◆ **The records**
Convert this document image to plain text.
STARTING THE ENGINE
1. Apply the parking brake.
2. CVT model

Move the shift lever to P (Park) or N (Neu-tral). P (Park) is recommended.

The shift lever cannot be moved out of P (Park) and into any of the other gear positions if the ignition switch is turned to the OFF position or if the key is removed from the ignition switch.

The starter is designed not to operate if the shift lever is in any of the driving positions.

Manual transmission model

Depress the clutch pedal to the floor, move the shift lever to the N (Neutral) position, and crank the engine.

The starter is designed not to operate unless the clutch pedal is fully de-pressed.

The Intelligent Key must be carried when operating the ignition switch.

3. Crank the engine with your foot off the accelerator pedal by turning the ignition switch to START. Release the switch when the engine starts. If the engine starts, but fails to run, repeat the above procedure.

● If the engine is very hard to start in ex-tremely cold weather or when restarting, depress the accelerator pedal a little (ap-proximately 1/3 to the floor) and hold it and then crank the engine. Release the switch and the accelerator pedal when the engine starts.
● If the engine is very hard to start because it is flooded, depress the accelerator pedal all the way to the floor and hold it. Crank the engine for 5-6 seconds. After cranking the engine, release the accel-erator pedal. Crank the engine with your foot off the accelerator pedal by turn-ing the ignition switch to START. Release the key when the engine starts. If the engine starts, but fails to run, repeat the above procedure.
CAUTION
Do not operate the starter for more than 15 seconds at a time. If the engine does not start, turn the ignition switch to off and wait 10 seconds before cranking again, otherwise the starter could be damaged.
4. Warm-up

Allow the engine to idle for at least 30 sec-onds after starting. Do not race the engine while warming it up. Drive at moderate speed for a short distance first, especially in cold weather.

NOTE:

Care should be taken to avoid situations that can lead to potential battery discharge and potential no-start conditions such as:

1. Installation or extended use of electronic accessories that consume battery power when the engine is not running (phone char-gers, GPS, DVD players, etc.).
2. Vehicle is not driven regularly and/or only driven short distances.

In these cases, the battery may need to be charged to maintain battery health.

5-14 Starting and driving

◆ **To do**
The entries above should be repeated exactly, every one of them.

◆ **Response below**
Convert this document image to plain text.
STARTING THE ENGINE
1. Apply the parking brake.
2. CVT model

Move the shift lever to P (Park) or N (Neu-tral). P (Park) is recommended.

The shift lever cannot be moved out of P (Park) and into any of the other gear positions if the ignition switch is turned to the OFF position or if the key is removed from the ignition switch.

The starter is designed not to operate if the shift lever is in any of the driving positions.

Manual transmission model

Depress the clutch pedal to the floor, move the shift lever to the N (Neutral) position, and crank the engine.

The starter is designed not to operate unless the clutch pedal is fully de-pressed.

The Intelligent Key must be carried when operating the ignition switch.

3. Crank the engine with your foot off the accelerator pedal by turning the ignition switch to START. Release the switch when the engine starts. If the engine starts, but fails to run, repeat the above procedure.

● If the engine is very hard to start in ex-tremely cold weather or when restarting, depress the accelerator pedal a little (ap-proximately 1/3 to the floor) and hold it and then crank the engine. Release the switch and the accelerator pedal when the engine starts.
● If the engine is very hard to start because it is flooded, depress the accelerator pedal all the way to the floor and hold it. Crank the engine for 5-6 seconds. After cranking the engine, release the accel-erator pedal. Crank the engine with your foot off the accelerator pedal by turn-ing the ignition switch to START. Release the key when the engine starts. If the engine starts, but fails to run, repeat the above procedure.
CAUTION
Do not operate the starter for more than 15 seconds at a time. If the engine does not start, turn the ignition switch to off and wait 10 seconds before cranking again, otherwise the starter could be damaged.
4. Warm-up

Allow the engine to idle for at least 30 sec-onds after starting. Do not race the engine while warming it up. Drive at moderate speed for a short distance first, especially in cold weather.

NOTE:

Care should be taken to avoid situations that can lead to potential battery discharge and potential no-start conditions such as:

1. Installation or extended use of electronic accessories that consume battery power when the engine is not running (phone char-gers, GPS, DVD players, etc.).
2. Vehicle is not driven regularly and/or only driven short distances.

In these cases, the battery may need to be charged to maintain battery health.

5-14 Starting and driving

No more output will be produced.